--- Start of Extracted material ---

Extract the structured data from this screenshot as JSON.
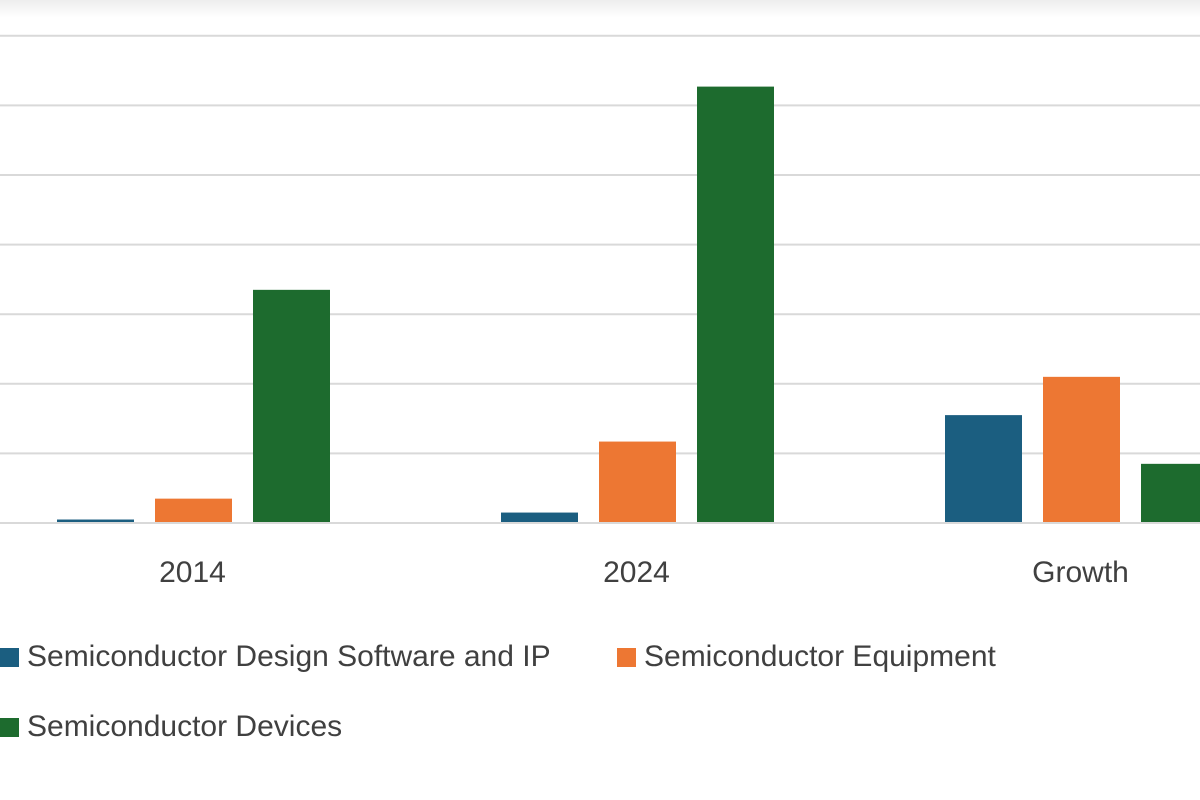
{
  "chart_data": {
    "type": "bar",
    "categories": [
      "2014",
      "2024",
      "Growth"
    ],
    "series": [
      {
        "name": "Semiconductor Design Software and IP",
        "color": "#1b5e80",
        "values": [
          0.05,
          0.15,
          1.55
        ]
      },
      {
        "name": "Semiconductor Equipment",
        "color": "#ed7733",
        "values": [
          0.35,
          1.17,
          2.1
        ]
      },
      {
        "name": "Semiconductor Devices",
        "color": "#1d6b2e",
        "values": [
          3.35,
          6.27,
          0.85
        ]
      }
    ],
    "ylim": [
      0,
      7
    ],
    "grid": true,
    "legend_position": "bottom"
  }
}
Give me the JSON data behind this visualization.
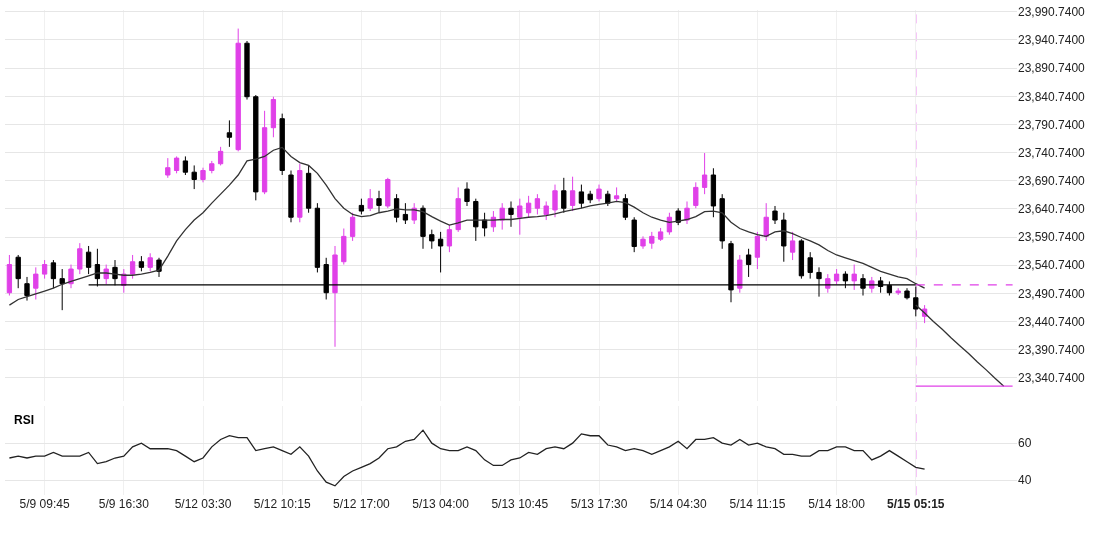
{
  "chart_data": [
    {
      "type": "candlestick",
      "categories": [
        null,
        null,
        null,
        null,
        "5/9 09:45",
        null,
        null,
        null,
        null,
        null,
        null,
        null,
        null,
        "5/9 16:30",
        null,
        null,
        null,
        null,
        null,
        null,
        null,
        null,
        "5/12 03:30",
        null,
        null,
        null,
        null,
        null,
        null,
        null,
        null,
        "5/12 10:15",
        null,
        null,
        null,
        null,
        null,
        null,
        null,
        null,
        "5/12 17:00",
        null,
        null,
        null,
        null,
        null,
        null,
        null,
        null,
        "5/13 04:00",
        null,
        null,
        null,
        null,
        null,
        null,
        null,
        null,
        "5/13 10:45",
        null,
        null,
        null,
        null,
        null,
        null,
        null,
        null,
        "5/13 17:30",
        null,
        null,
        null,
        null,
        null,
        null,
        null,
        null,
        "5/14 04:30",
        null,
        null,
        null,
        null,
        null,
        null,
        null,
        null,
        "5/14 11:15",
        null,
        null,
        null,
        null,
        null,
        null,
        null,
        null,
        "5/14 18:00",
        null,
        null,
        null,
        null,
        null,
        null,
        null,
        null,
        "5/15 05:15",
        null,
        null,
        null,
        null,
        null,
        null,
        null,
        null,
        null,
        null,
        null
      ],
      "colors": [
        "#e040e8",
        "#000000",
        "#000000",
        "#e040e8",
        "#e040e8",
        "#000000",
        "#000000",
        "#e040e8",
        "#e040e8",
        "#000000",
        "#000000",
        "#e040e8",
        "#000000",
        "#e040e8",
        "#e040e8",
        "#000000",
        "#e040e8",
        "#000000",
        "#e040e8",
        "#e040e8",
        "#000000",
        "#000000",
        "#e040e8",
        "#e040e8",
        "#e040e8",
        "#000000",
        "#e040e8",
        "#000000",
        "#000000",
        "#e040e8",
        "#e040e8",
        "#000000",
        "#000000",
        "#e040e8",
        "#000000",
        "#000000",
        "#000000",
        "#e040e8",
        "#e040e8",
        "#e040e8",
        "#000000",
        "#e040e8",
        "#000000",
        "#e040e8",
        "#000000",
        "#000000",
        "#e040e8",
        "#000000",
        "#000000",
        "#000000",
        "#e040e8",
        "#e040e8",
        "#000000",
        "#000000",
        "#000000",
        "#e040e8",
        "#e040e8",
        "#000000",
        "#e040e8",
        "#e040e8",
        "#e040e8",
        "#e040e8",
        "#e040e8",
        "#000000",
        "#e040e8",
        "#000000",
        "#000000",
        "#e040e8",
        "#000000",
        "#e040e8",
        "#000000",
        "#000000",
        "#e040e8",
        "#e040e8",
        "#e040e8",
        "#e040e8",
        "#000000",
        "#e040e8",
        "#e040e8",
        "#e040e8",
        "#000000",
        "#000000",
        "#000000",
        "#e040e8",
        "#000000",
        "#e040e8",
        "#e040e8",
        "#000000",
        "#000000",
        "#e040e8",
        "#000000",
        "#000000",
        "#000000",
        "#e040e8",
        "#e040e8",
        "#000000",
        "#e040e8",
        "#000000",
        "#e040e8",
        "#000000",
        "#000000",
        "#e040e8",
        "#000000",
        "#000000",
        "#e040e8",
        null,
        null,
        null,
        null,
        null,
        null,
        null,
        null,
        null,
        null
      ],
      "ohlc": [
        [
          23492,
          23559,
          23487,
          23542
        ],
        [
          23555,
          23559,
          23500,
          23517
        ],
        [
          23508,
          23520,
          23478,
          23487
        ],
        [
          23500,
          23537,
          23480,
          23525
        ],
        [
          23525,
          23550,
          23517,
          23542
        ],
        [
          23545,
          23550,
          23500,
          23517
        ],
        [
          23517,
          23534,
          23461,
          23508
        ],
        [
          23508,
          23542,
          23500,
          23534
        ],
        [
          23534,
          23580,
          23525,
          23570
        ],
        [
          23564,
          23575,
          23525,
          23537
        ],
        [
          23542,
          23570,
          23503,
          23517
        ],
        [
          23517,
          23542,
          23507,
          23534
        ],
        [
          23537,
          23550,
          23505,
          23517
        ],
        [
          23505,
          23534,
          23492,
          23525
        ],
        [
          23525,
          23559,
          23517,
          23547
        ],
        [
          23547,
          23557,
          23530,
          23537
        ],
        [
          23537,
          23562,
          23530,
          23554
        ],
        [
          23550,
          23554,
          23520,
          23530
        ],
        [
          23701,
          23731,
          23696,
          23714
        ],
        [
          23709,
          23734,
          23704,
          23731
        ],
        [
          23726,
          23734,
          23701,
          23706
        ],
        [
          23706,
          23718,
          23676,
          23693
        ],
        [
          23693,
          23714,
          23688,
          23709
        ],
        [
          23709,
          23726,
          23704,
          23721
        ],
        [
          23721,
          23751,
          23718,
          23743
        ],
        [
          23776,
          23798,
          23751,
          23768
        ],
        [
          23746,
          23961,
          23743,
          23935
        ],
        [
          23935,
          23939,
          23835,
          23840
        ],
        [
          23840,
          23843,
          23656,
          23671
        ],
        [
          23671,
          23815,
          23667,
          23785
        ],
        [
          23785,
          23840,
          23768,
          23835
        ],
        [
          23801,
          23810,
          23701,
          23709
        ],
        [
          23701,
          23709,
          23617,
          23626
        ],
        [
          23626,
          23721,
          23617,
          23709
        ],
        [
          23704,
          23718,
          23634,
          23642
        ],
        [
          23642,
          23651,
          23528,
          23537
        ],
        [
          23542,
          23554,
          23480,
          23492
        ],
        [
          23492,
          23575,
          23396,
          23559
        ],
        [
          23547,
          23606,
          23542,
          23592
        ],
        [
          23592,
          23634,
          23584,
          23626
        ],
        [
          23647,
          23659,
          23631,
          23637
        ],
        [
          23642,
          23676,
          23637,
          23659
        ],
        [
          23659,
          23673,
          23634,
          23647
        ],
        [
          23646,
          23696,
          23642,
          23693
        ],
        [
          23659,
          23667,
          23617,
          23626
        ],
        [
          23631,
          23651,
          23614,
          23621
        ],
        [
          23621,
          23651,
          23614,
          23642
        ],
        [
          23642,
          23647,
          23570,
          23592
        ],
        [
          23595,
          23604,
          23570,
          23584
        ],
        [
          23587,
          23600,
          23528,
          23575
        ],
        [
          23575,
          23612,
          23564,
          23604
        ],
        [
          23604,
          23679,
          23600,
          23659
        ],
        [
          23676,
          23688,
          23646,
          23654
        ],
        [
          23654,
          23659,
          23584,
          23609
        ],
        [
          23621,
          23634,
          23592,
          23607
        ],
        [
          23609,
          23637,
          23600,
          23626
        ],
        [
          23621,
          23651,
          23604,
          23642
        ],
        [
          23642,
          23654,
          23609,
          23631
        ],
        [
          23626,
          23659,
          23595,
          23646
        ],
        [
          23634,
          23664,
          23626,
          23651
        ],
        [
          23642,
          23667,
          23631,
          23659
        ],
        [
          23631,
          23654,
          23621,
          23646
        ],
        [
          23639,
          23684,
          23626,
          23673
        ],
        [
          23673,
          23696,
          23634,
          23642
        ],
        [
          23647,
          23698,
          23637,
          23673
        ],
        [
          23671,
          23684,
          23642,
          23651
        ],
        [
          23667,
          23673,
          23651,
          23657
        ],
        [
          23659,
          23684,
          23654,
          23676
        ],
        [
          23667,
          23673,
          23646,
          23651
        ],
        [
          23659,
          23679,
          23654,
          23664
        ],
        [
          23659,
          23667,
          23621,
          23626
        ],
        [
          23621,
          23626,
          23564,
          23574
        ],
        [
          23575,
          23592,
          23570,
          23587
        ],
        [
          23580,
          23600,
          23570,
          23592
        ],
        [
          23587,
          23607,
          23584,
          23600
        ],
        [
          23600,
          23634,
          23595,
          23626
        ],
        [
          23637,
          23642,
          23612,
          23617
        ],
        [
          23621,
          23654,
          23614,
          23642
        ],
        [
          23647,
          23688,
          23642,
          23679
        ],
        [
          23679,
          23740,
          23667,
          23701
        ],
        [
          23701,
          23713,
          23626,
          23646
        ],
        [
          23659,
          23667,
          23570,
          23584
        ],
        [
          23579,
          23584,
          23475,
          23497
        ],
        [
          23500,
          23559,
          23492,
          23550
        ],
        [
          23559,
          23570,
          23520,
          23542
        ],
        [
          23555,
          23600,
          23534,
          23592
        ],
        [
          23592,
          23651,
          23584,
          23626
        ],
        [
          23637,
          23646,
          23614,
          23621
        ],
        [
          23621,
          23634,
          23547,
          23575
        ],
        [
          23564,
          23600,
          23550,
          23584
        ],
        [
          23584,
          23587,
          23517,
          23522
        ],
        [
          23554,
          23564,
          23517,
          23528
        ],
        [
          23528,
          23537,
          23485,
          23517
        ],
        [
          23500,
          23525,
          23492,
          23517
        ],
        [
          23513,
          23534,
          23507,
          23525
        ],
        [
          23525,
          23530,
          23500,
          23513
        ],
        [
          23513,
          23542,
          23497,
          23525
        ],
        [
          23517,
          23525,
          23487,
          23500
        ],
        [
          23500,
          23520,
          23492,
          23513
        ],
        [
          23513,
          23520,
          23492,
          23503
        ],
        [
          23505,
          23512,
          23487,
          23492
        ],
        [
          23492,
          23500,
          23488,
          23495
        ],
        [
          23495,
          23500,
          23480,
          23483
        ],
        [
          23483,
          23503,
          23450,
          23463
        ],
        [
          23450,
          23470,
          23438,
          23463
        ],
        null,
        null,
        null,
        null,
        null,
        null,
        null,
        null,
        null,
        null
      ],
      "series": [
        {
          "type": "line",
          "color": "#333333",
          "values": [
            23470,
            23480,
            23485,
            23490,
            23495,
            23500,
            23507,
            23512,
            23517,
            23522,
            23527,
            23527,
            23525,
            23523,
            23523,
            23525,
            23528,
            23532,
            23557,
            23584,
            23604,
            23621,
            23634,
            23651,
            23667,
            23683,
            23701,
            23726,
            23729,
            23734,
            23745,
            23750,
            23734,
            23723,
            23718,
            23704,
            23683,
            23659,
            23642,
            23631,
            23627,
            23629,
            23634,
            23637,
            23641,
            23639,
            23639,
            23636,
            23627,
            23619,
            23612,
            23616,
            23621,
            23621,
            23621,
            23621,
            23622,
            23622,
            23624,
            23626,
            23627,
            23629,
            23632,
            23636,
            23639,
            23642,
            23646,
            23649,
            23651,
            23654,
            23652,
            23644,
            23634,
            23626,
            23621,
            23617,
            23619,
            23622,
            23627,
            23636,
            23637,
            23634,
            23617,
            23606,
            23600,
            23595,
            23592,
            23600,
            23602,
            23597,
            23590,
            23584,
            23577,
            23567,
            23559,
            23554,
            23549,
            23544,
            23537,
            23530,
            23525,
            23520,
            23517,
            23508,
            23500,
            null,
            null,
            null,
            null,
            null,
            null,
            null,
            null,
            null,
            null
          ]
        },
        {
          "type": "line",
          "color": "#000000",
          "values": [
            null,
            null,
            null,
            null,
            null,
            null,
            null,
            null,
            null,
            23506,
            23506,
            23506,
            23506,
            23506,
            23506,
            23506,
            23506,
            23506,
            23506,
            23506,
            23506,
            23506,
            23506,
            23506,
            23506,
            23506,
            23506,
            23506,
            23506,
            23506,
            23506,
            23506,
            23506,
            23506,
            23506,
            23506,
            23506,
            23506,
            23506,
            23506,
            23506,
            23506,
            23506,
            23506,
            23506,
            23506,
            23506,
            23506,
            23506,
            23506,
            23506,
            23506,
            23506,
            23506,
            23506,
            23506,
            23506,
            23506,
            23506,
            23506,
            23506,
            23506,
            23506,
            23506,
            23506,
            23506,
            23506,
            23506,
            23506,
            23506,
            23506,
            23506,
            23506,
            23506,
            23506,
            23506,
            23506,
            23506,
            23506,
            23506,
            23506,
            23506,
            23506,
            23506,
            23506,
            23506,
            23506,
            23506,
            23506,
            23506,
            23506,
            23506,
            23506,
            23506,
            23506,
            23506,
            23506,
            23506,
            23506,
            23506,
            23506,
            23506,
            23506,
            23506,
            null,
            null,
            null,
            null,
            null,
            null,
            null,
            null,
            null,
            null,
            null
          ]
        },
        {
          "type": "line",
          "color": "#e040e8",
          "line_style": "dashed",
          "values": [
            null,
            null,
            null,
            null,
            null,
            null,
            null,
            null,
            null,
            null,
            null,
            null,
            null,
            null,
            null,
            null,
            null,
            null,
            null,
            null,
            null,
            null,
            null,
            null,
            null,
            null,
            null,
            null,
            null,
            null,
            null,
            null,
            null,
            null,
            null,
            null,
            null,
            null,
            null,
            null,
            null,
            null,
            null,
            null,
            null,
            null,
            null,
            null,
            null,
            null,
            null,
            null,
            null,
            null,
            null,
            null,
            null,
            null,
            null,
            null,
            null,
            null,
            null,
            null,
            null,
            null,
            null,
            null,
            null,
            null,
            null,
            null,
            null,
            null,
            null,
            null,
            null,
            null,
            null,
            null,
            null,
            null,
            null,
            null,
            null,
            null,
            null,
            null,
            null,
            null,
            null,
            null,
            null,
            null,
            null,
            null,
            null,
            null,
            null,
            null,
            null,
            null,
            null,
            23506,
            23506,
            23506,
            23506,
            23506,
            23506,
            23506,
            23506,
            23506,
            23506,
            23506,
            23506
          ]
        },
        {
          "type": "line",
          "color": "#333333",
          "values": [
            null,
            null,
            null,
            null,
            null,
            null,
            null,
            null,
            null,
            null,
            null,
            null,
            null,
            null,
            null,
            null,
            null,
            null,
            null,
            null,
            null,
            null,
            null,
            null,
            null,
            null,
            null,
            null,
            null,
            null,
            null,
            null,
            null,
            null,
            null,
            null,
            null,
            null,
            null,
            null,
            null,
            null,
            null,
            null,
            null,
            null,
            null,
            null,
            null,
            null,
            null,
            null,
            null,
            null,
            null,
            null,
            null,
            null,
            null,
            null,
            null,
            null,
            null,
            null,
            null,
            null,
            null,
            null,
            null,
            null,
            null,
            null,
            null,
            null,
            null,
            null,
            null,
            null,
            null,
            null,
            null,
            null,
            null,
            null,
            null,
            null,
            null,
            null,
            null,
            null,
            null,
            null,
            null,
            null,
            null,
            null,
            null,
            null,
            null,
            null,
            null,
            null,
            null,
            23470,
            23456,
            23441,
            23427,
            23412,
            23398,
            23384,
            23369,
            23355,
            23340,
            23326,
            null
          ]
        },
        {
          "type": "line",
          "color": "#e040e8",
          "values": [
            null,
            null,
            null,
            null,
            null,
            null,
            null,
            null,
            null,
            null,
            null,
            null,
            null,
            null,
            null,
            null,
            null,
            null,
            null,
            null,
            null,
            null,
            null,
            null,
            null,
            null,
            null,
            null,
            null,
            null,
            null,
            null,
            null,
            null,
            null,
            null,
            null,
            null,
            null,
            null,
            null,
            null,
            null,
            null,
            null,
            null,
            null,
            null,
            null,
            null,
            null,
            null,
            null,
            null,
            null,
            null,
            null,
            null,
            null,
            null,
            null,
            null,
            null,
            null,
            null,
            null,
            null,
            null,
            null,
            null,
            null,
            null,
            null,
            null,
            null,
            null,
            null,
            null,
            null,
            null,
            null,
            null,
            null,
            null,
            null,
            null,
            null,
            null,
            null,
            null,
            null,
            null,
            null,
            null,
            null,
            null,
            null,
            null,
            null,
            null,
            null,
            null,
            null,
            23326,
            23326,
            23326,
            23326,
            23326,
            23326,
            23326,
            23326,
            23326,
            23326,
            23326,
            23326
          ]
        }
      ],
      "ylim": [
        23299,
        23994
      ],
      "yticks": [
        {
          "value": 23340.74,
          "label": "23,340.7400"
        },
        {
          "value": 23390.74,
          "label": "23,390.7400"
        },
        {
          "value": 23440.74,
          "label": "23,440.7400"
        },
        {
          "value": 23490.74,
          "label": "23,490.7400"
        },
        {
          "value": 23540.74,
          "label": "23,540.7400"
        },
        {
          "value": 23590.74,
          "label": "23,590.7400"
        },
        {
          "value": 23640.74,
          "label": "23,640.7400"
        },
        {
          "value": 23690.74,
          "label": "23,690.7400"
        },
        {
          "value": 23740.74,
          "label": "23,740.7400"
        },
        {
          "value": 23790.74,
          "label": "23,790.7400"
        },
        {
          "value": 23840.74,
          "label": "23,840.7400"
        },
        {
          "value": 23890.74,
          "label": "23,890.7400"
        },
        {
          "value": 23940.74,
          "label": "23,940.7400"
        },
        {
          "value": 23990.74,
          "label": "23,990.7400"
        }
      ],
      "ref_lines": [
        {
          "axis": "x",
          "value": "5/15 05:15",
          "color": "#e040e8",
          "line_style": "dashed"
        }
      ],
      "grid": true,
      "tick_labels": "y"
    },
    {
      "type": "line",
      "title": "RSI",
      "categories": [
        null,
        null,
        null,
        null,
        "5/9 09:45",
        null,
        null,
        null,
        null,
        null,
        null,
        null,
        null,
        "5/9 16:30",
        null,
        null,
        null,
        null,
        null,
        null,
        null,
        null,
        "5/12 03:30",
        null,
        null,
        null,
        null,
        null,
        null,
        null,
        null,
        "5/12 10:15",
        null,
        null,
        null,
        null,
        null,
        null,
        null,
        null,
        "5/12 17:00",
        null,
        null,
        null,
        null,
        null,
        null,
        null,
        null,
        "5/13 04:00",
        null,
        null,
        null,
        null,
        null,
        null,
        null,
        null,
        "5/13 10:45",
        null,
        null,
        null,
        null,
        null,
        null,
        null,
        null,
        "5/13 17:30",
        null,
        null,
        null,
        null,
        null,
        null,
        null,
        null,
        "5/14 04:30",
        null,
        null,
        null,
        null,
        null,
        null,
        null,
        null,
        "5/14 11:15",
        null,
        null,
        null,
        null,
        null,
        null,
        null,
        null,
        "5/14 18:00",
        null,
        null,
        null,
        null,
        null,
        null,
        null,
        null,
        "5/15 05:15",
        null,
        null,
        null,
        null,
        null,
        null,
        null,
        null,
        null,
        null,
        null
      ],
      "color": "#222222",
      "values": [
        52,
        53,
        52,
        53,
        53,
        55,
        53,
        53,
        53,
        55,
        49,
        50,
        52,
        53,
        58,
        60,
        57,
        57,
        57,
        56,
        53,
        50,
        52,
        58,
        62,
        64,
        63,
        63,
        56,
        57,
        58,
        56,
        54,
        58,
        53,
        45,
        39,
        37,
        42,
        45,
        47,
        49,
        52,
        57,
        58,
        61,
        62,
        67,
        60,
        57,
        56,
        56,
        58,
        56,
        51,
        48,
        48,
        51,
        52,
        55,
        54,
        57,
        58,
        57,
        60,
        65,
        64,
        64,
        59,
        58,
        56,
        57,
        56,
        54,
        56,
        58,
        61,
        57,
        62,
        62,
        63,
        60,
        59,
        62,
        59,
        60,
        58,
        57,
        54,
        54,
        53,
        53,
        56,
        56,
        58,
        58,
        56,
        56,
        51,
        53,
        56,
        53,
        50,
        47,
        46,
        null,
        null,
        null,
        null,
        null,
        null,
        null,
        null,
        null,
        null
      ],
      "ylim": [
        32,
        80
      ],
      "yticks": [
        40,
        60
      ],
      "ref_lines": [
        {
          "axis": "x",
          "value": "5/15 05:15",
          "color": "#e040e8",
          "line_style": "dashed"
        }
      ],
      "grid": true
    }
  ]
}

--- End of Extracted material ---

> **Problem to work on**
Give the number of lines in the entries above that include the string "Semiconductor". No other output is expected.

> **Solution**
3